■ Stated exercise:
Extract the listing below in full, unchanged.

■ Provided data:

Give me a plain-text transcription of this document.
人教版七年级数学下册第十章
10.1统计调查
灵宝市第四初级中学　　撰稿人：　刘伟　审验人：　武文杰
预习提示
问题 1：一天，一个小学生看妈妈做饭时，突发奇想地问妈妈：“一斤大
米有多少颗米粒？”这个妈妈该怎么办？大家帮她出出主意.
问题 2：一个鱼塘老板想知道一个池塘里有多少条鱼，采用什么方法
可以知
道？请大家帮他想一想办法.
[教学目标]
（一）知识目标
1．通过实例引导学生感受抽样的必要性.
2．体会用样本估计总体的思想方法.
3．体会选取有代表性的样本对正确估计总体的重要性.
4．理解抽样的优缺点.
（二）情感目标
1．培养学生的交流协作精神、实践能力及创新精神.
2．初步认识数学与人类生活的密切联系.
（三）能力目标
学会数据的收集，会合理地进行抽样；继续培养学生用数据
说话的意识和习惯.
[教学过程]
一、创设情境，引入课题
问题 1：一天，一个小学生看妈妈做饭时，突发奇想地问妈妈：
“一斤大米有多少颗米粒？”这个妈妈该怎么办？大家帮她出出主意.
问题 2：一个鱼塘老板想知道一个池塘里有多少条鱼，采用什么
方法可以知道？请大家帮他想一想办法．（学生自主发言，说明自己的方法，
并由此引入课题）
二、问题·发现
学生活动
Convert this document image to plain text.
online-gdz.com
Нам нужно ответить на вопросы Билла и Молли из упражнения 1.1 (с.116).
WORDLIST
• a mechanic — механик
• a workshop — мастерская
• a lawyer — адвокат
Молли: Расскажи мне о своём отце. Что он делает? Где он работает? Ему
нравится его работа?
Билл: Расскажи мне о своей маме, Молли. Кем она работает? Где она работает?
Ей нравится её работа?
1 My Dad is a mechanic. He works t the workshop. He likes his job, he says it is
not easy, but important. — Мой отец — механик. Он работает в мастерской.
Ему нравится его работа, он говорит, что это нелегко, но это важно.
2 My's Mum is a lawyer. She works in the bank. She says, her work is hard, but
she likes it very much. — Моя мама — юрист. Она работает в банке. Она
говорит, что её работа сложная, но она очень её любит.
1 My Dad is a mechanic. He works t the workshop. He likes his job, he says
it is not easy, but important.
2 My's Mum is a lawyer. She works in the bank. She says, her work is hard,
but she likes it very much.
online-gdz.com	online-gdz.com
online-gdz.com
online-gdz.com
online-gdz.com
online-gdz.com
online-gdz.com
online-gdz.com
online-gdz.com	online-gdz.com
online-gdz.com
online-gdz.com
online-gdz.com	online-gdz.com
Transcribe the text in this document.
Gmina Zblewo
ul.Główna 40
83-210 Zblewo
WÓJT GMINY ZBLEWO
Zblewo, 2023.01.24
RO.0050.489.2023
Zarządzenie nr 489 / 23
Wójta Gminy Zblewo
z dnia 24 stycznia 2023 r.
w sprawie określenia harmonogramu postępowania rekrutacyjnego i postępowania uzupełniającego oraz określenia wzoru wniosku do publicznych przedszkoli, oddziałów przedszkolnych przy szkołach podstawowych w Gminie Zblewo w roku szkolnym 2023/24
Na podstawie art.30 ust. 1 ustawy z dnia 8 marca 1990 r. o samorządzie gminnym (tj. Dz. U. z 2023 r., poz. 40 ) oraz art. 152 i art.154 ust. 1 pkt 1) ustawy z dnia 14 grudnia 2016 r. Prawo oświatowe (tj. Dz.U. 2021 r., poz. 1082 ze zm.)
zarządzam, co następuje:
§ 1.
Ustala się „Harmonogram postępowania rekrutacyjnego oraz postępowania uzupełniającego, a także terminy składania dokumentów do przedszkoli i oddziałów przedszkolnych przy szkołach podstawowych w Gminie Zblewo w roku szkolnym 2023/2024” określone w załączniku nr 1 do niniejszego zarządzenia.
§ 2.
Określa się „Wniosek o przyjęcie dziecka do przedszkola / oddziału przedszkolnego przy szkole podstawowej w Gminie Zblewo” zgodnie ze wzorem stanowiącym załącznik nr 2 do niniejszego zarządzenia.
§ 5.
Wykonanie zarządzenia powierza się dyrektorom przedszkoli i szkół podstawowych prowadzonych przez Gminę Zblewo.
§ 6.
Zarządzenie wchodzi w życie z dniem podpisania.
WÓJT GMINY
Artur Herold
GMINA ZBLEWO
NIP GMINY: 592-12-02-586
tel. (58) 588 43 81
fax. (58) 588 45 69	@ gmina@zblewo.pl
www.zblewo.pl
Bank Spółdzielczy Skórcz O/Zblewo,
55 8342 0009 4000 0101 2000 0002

■ Response to the exercise:
Give me a plain-text transcription of this document.
人教版七年级数学下册第十章
10.1统计调查
灵宝市第四初级中学　　撰稿人：　刘伟　审验人：　武文杰
预习提示
问题 1：一天，一个小学生看妈妈做饭时，突发奇想地问妈妈：“一斤大
米有多少颗米粒？”这个妈妈该怎么办？大家帮她出出主意.
问题 2：一个鱼塘老板想知道一个池塘里有多少条鱼，采用什么方法
可以知
道？请大家帮他想一想办法.
[教学目标]
（一）知识目标
1．通过实例引导学生感受抽样的必要性.
2．体会用样本估计总体的思想方法.
3．体会选取有代表性的样本对正确估计总体的重要性.
4．理解抽样的优缺点.
（二）情感目标
1．培养学生的交流协作精神、实践能力及创新精神.
2．初步认识数学与人类生活的密切联系.
（三）能力目标
学会数据的收集，会合理地进行抽样；继续培养学生用数据
说话的意识和习惯.
[教学过程]
一、创设情境，引入课题
问题 1：一天，一个小学生看妈妈做饭时，突发奇想地问妈妈：
“一斤大米有多少颗米粒？”这个妈妈该怎么办？大家帮她出出主意.
问题 2：一个鱼塘老板想知道一个池塘里有多少条鱼，采用什么
方法可以知道？请大家帮他想一想办法．（学生自主发言，说明自己的方法，
并由此引入课题）
二、问题·发现
学生活动
Convert this document image to plain text.
online-gdz.com
Нам нужно ответить на вопросы Билла и Молли из упражнения 1.1 (с.116).
WORDLIST
• a mechanic — механик
• a workshop — мастерская
• a lawyer — адвокат
Молли: Расскажи мне о своём отце. Что он делает? Где он работает? Ему
нравится его работа?
Билл: Расскажи мне о своей маме, Молли. Кем она работает? Где она работает?
Ей нравится её работа?
1 My Dad is a mechanic. He works t the workshop. He likes his job, he says it is
not easy, but important. — Мой отец — механик. Он работает в мастерской.
Ему нравится его работа, он говорит, что это нелегко, но это важно.
2 My's Mum is a lawyer. She works in the bank. She says, her work is hard, but
she likes it very much. — Моя мама — юрист. Она работает в банке. Она
говорит, что её работа сложная, но она очень её любит.
1 My Dad is a mechanic. He works t the workshop. He likes his job, he says
it is not easy, but important.
2 My's Mum is a lawyer. She works in the bank. She says, her work is hard,
but she likes it very much.
online-gdz.com	online-gdz.com
online-gdz.com
online-gdz.com
online-gdz.com
online-gdz.com
online-gdz.com
online-gdz.com
online-gdz.com	online-gdz.com
online-gdz.com
online-gdz.com
online-gdz.com	online-gdz.com
Transcribe the text in this document.
Gmina Zblewo
ul.Główna 40
83-210 Zblewo
WÓJT GMINY ZBLEWO
Zblewo, 2023.01.24
RO.0050.489.2023
Zarządzenie nr 489 / 23
Wójta Gminy Zblewo
z dnia 24 stycznia 2023 r.
w sprawie określenia harmonogramu postępowania rekrutacyjnego i postępowania uzupełniającego oraz określenia wzoru wniosku do publicznych przedszkoli, oddziałów przedszkolnych przy szkołach podstawowych w Gminie Zblewo w roku szkolnym 2023/24
Na podstawie art.30 ust. 1 ustawy z dnia 8 marca 1990 r. o samorządzie gminnym (tj. Dz. U. z 2023 r., poz. 40 ) oraz art. 152 i art.154 ust. 1 pkt 1) ustawy z dnia 14 grudnia 2016 r. Prawo oświatowe (tj. Dz.U. 2021 r., poz. 1082 ze zm.)
zarządzam, co następuje:
§ 1.
Ustala się „Harmonogram postępowania rekrutacyjnego oraz postępowania uzupełniającego, a także terminy składania dokumentów do przedszkoli i oddziałów przedszkolnych przy szkołach podstawowych w Gminie Zblewo w roku szkolnym 2023/2024” określone w załączniku nr 1 do niniejszego zarządzenia.
§ 2.
Określa się „Wniosek o przyjęcie dziecka do przedszkola / oddziału przedszkolnego przy szkole podstawowej w Gminie Zblewo” zgodnie ze wzorem stanowiącym załącznik nr 2 do niniejszego zarządzenia.
§ 5.
Wykonanie zarządzenia powierza się dyrektorom przedszkoli i szkół podstawowych prowadzonych przez Gminę Zblewo.
§ 6.
Zarządzenie wchodzi w życie z dniem podpisania.
WÓJT GMINY
Artur Herold
GMINA ZBLEWO
NIP GMINY: 592-12-02-586
tel. (58) 588 43 81
fax. (58) 588 45 69	@ gmina@zblewo.pl
www.zblewo.pl
Bank Spółdzielczy Skórcz O/Zblewo,
55 8342 0009 4000 0101 2000 0002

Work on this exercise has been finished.